• Records supplied:
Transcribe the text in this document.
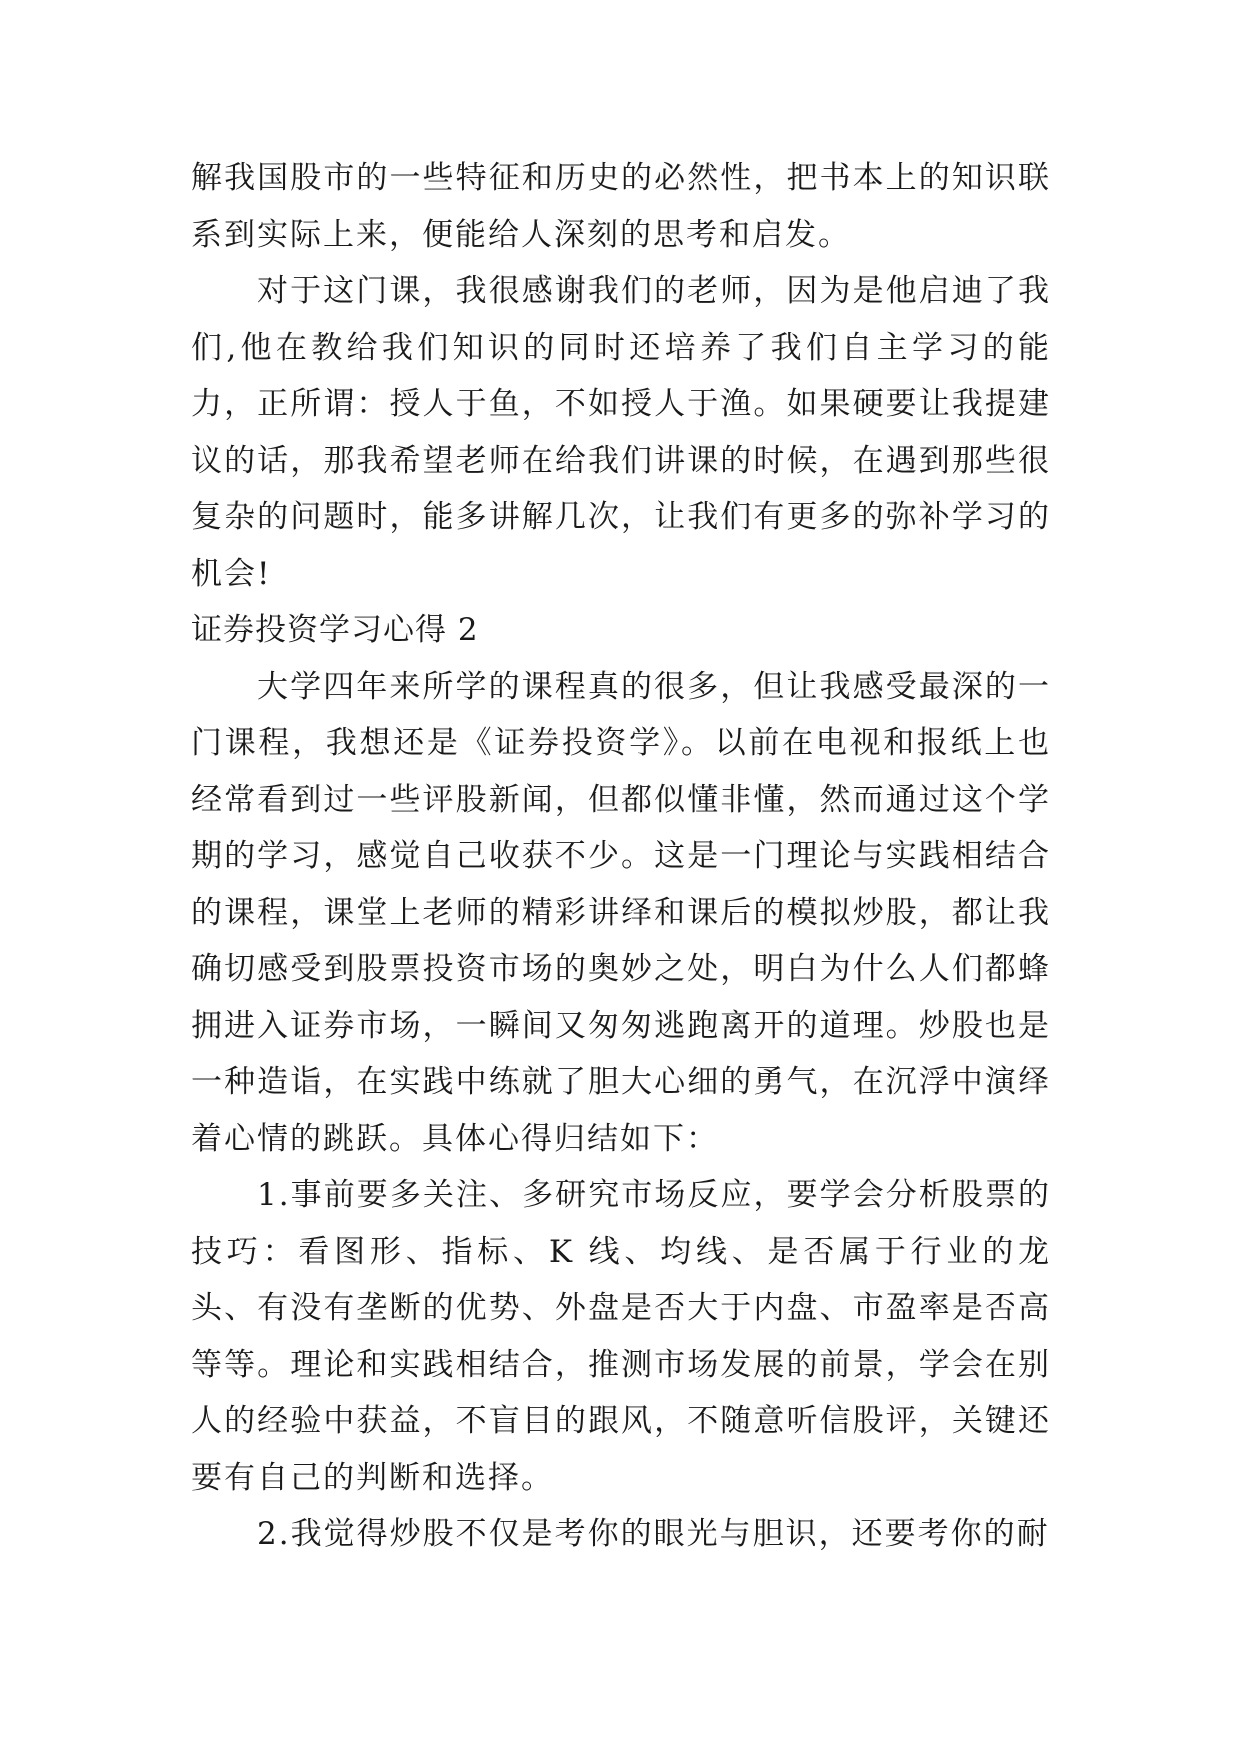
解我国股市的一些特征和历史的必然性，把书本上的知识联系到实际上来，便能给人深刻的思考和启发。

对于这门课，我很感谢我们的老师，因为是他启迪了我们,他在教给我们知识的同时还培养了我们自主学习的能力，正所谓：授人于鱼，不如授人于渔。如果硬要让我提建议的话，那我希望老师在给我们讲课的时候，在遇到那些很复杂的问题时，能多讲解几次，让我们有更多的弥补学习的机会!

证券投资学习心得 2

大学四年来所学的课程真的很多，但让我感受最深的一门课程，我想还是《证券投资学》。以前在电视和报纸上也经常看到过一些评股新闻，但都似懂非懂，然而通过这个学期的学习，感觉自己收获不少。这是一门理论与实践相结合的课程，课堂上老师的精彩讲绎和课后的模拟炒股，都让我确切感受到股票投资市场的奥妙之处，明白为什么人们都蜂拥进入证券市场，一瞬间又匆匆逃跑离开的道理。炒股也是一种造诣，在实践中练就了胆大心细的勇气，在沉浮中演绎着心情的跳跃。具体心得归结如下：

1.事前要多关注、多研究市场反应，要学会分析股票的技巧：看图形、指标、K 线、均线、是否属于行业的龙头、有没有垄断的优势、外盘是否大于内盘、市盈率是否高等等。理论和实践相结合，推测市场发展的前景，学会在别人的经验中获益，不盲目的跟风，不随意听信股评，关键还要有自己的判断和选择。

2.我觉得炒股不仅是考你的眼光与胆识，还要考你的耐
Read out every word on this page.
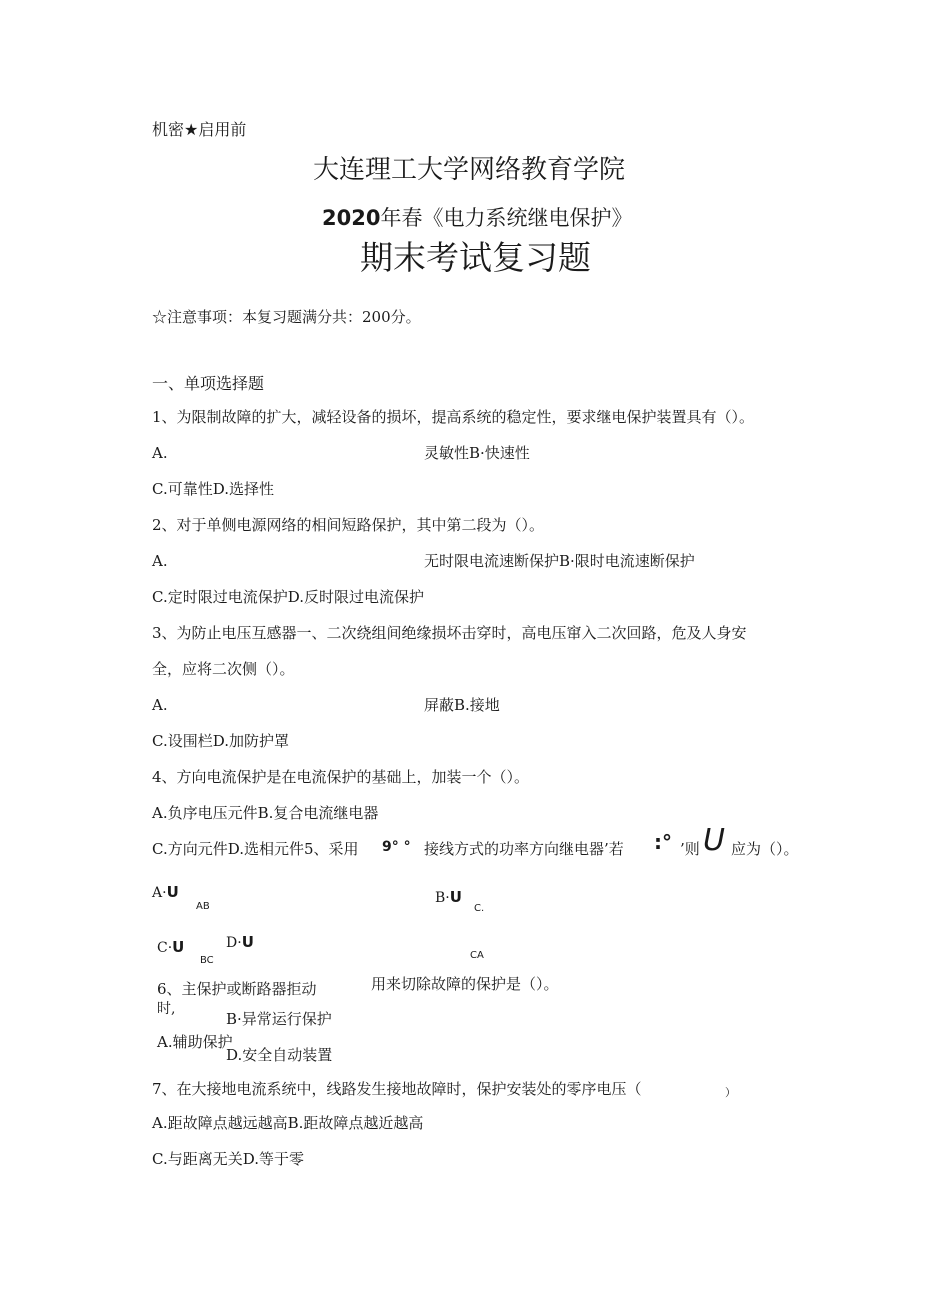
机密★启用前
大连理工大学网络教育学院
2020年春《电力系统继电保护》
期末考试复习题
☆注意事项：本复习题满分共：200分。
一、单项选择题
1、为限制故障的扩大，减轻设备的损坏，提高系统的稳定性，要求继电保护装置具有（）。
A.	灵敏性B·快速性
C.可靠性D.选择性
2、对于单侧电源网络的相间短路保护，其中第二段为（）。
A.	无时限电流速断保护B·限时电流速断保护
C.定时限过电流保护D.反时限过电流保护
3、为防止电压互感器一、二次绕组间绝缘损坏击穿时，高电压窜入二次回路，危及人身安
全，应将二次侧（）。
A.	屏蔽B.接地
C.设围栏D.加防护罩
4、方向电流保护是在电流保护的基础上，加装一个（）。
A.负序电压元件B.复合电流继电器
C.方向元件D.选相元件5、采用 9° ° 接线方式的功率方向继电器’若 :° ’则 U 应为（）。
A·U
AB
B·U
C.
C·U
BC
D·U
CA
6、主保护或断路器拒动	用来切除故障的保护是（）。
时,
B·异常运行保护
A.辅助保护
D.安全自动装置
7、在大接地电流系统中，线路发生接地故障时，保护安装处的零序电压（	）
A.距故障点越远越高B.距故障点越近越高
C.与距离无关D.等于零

• What you will do: Repeat the material above word for word and skip every image in it.

• Full solution:
Transcribe the text in this document.
解我国股市的一些特征和历史的必然性，把书本上的知识联系到实际上来，便能给人深刻的思考和启发。

对于这门课，我很感谢我们的老师，因为是他启迪了我们,他在教给我们知识的同时还培养了我们自主学习的能力，正所谓：授人于鱼，不如授人于渔。如果硬要让我提建议的话，那我希望老师在给我们讲课的时候，在遇到那些很复杂的问题时，能多讲解几次，让我们有更多的弥补学习的机会!

证券投资学习心得 2

大学四年来所学的课程真的很多，但让我感受最深的一门课程，我想还是《证券投资学》。以前在电视和报纸上也经常看到过一些评股新闻，但都似懂非懂，然而通过这个学期的学习，感觉自己收获不少。这是一门理论与实践相结合的课程，课堂上老师的精彩讲绎和课后的模拟炒股，都让我确切感受到股票投资市场的奥妙之处，明白为什么人们都蜂拥进入证券市场，一瞬间又匆匆逃跑离开的道理。炒股也是一种造诣，在实践中练就了胆大心细的勇气，在沉浮中演绎着心情的跳跃。具体心得归结如下：

1.事前要多关注、多研究市场反应，要学会分析股票的技巧：看图形、指标、K 线、均线、是否属于行业的龙头、有没有垄断的优势、外盘是否大于内盘、市盈率是否高等等。理论和实践相结合，推测市场发展的前景，学会在别人的经验中获益，不盲目的跟风，不随意听信股评，关键还要有自己的判断和选择。

2.我觉得炒股不仅是考你的眼光与胆识，还要考你的耐
Read out every word on this page.
机密★启用前
大连理工大学网络教育学院
2020年春《电力系统继电保护》
期末考试复习题
☆注意事项：本复习题满分共：200分。
一、单项选择题
1、为限制故障的扩大，减轻设备的损坏，提高系统的稳定性，要求继电保护装置具有（）。
A.	灵敏性B·快速性
C.可靠性D.选择性
2、对于单侧电源网络的相间短路保护，其中第二段为（）。
A.	无时限电流速断保护B·限时电流速断保护
C.定时限过电流保护D.反时限过电流保护
3、为防止电压互感器一、二次绕组间绝缘损坏击穿时，高电压窜入二次回路，危及人身安
全，应将二次侧（）。
A.	屏蔽B.接地
C.设围栏D.加防护罩
4、方向电流保护是在电流保护的基础上，加装一个（）。
A.负序电压元件B.复合电流继电器
C.方向元件D.选相元件5、采用 9° ° 接线方式的功率方向继电器’若 :° ’则 U 应为（）。
A·U
AB
B·U
C.
C·U
BC
D·U
CA
6、主保护或断路器拒动	用来切除故障的保护是（）。
时,
B·异常运行保护
A.辅助保护
D.安全自动装置
7、在大接地电流系统中，线路发生接地故障时，保护安装处的零序电压（	）
A.距故障点越远越高B.距故障点越近越高
C.与距离无关D.等于零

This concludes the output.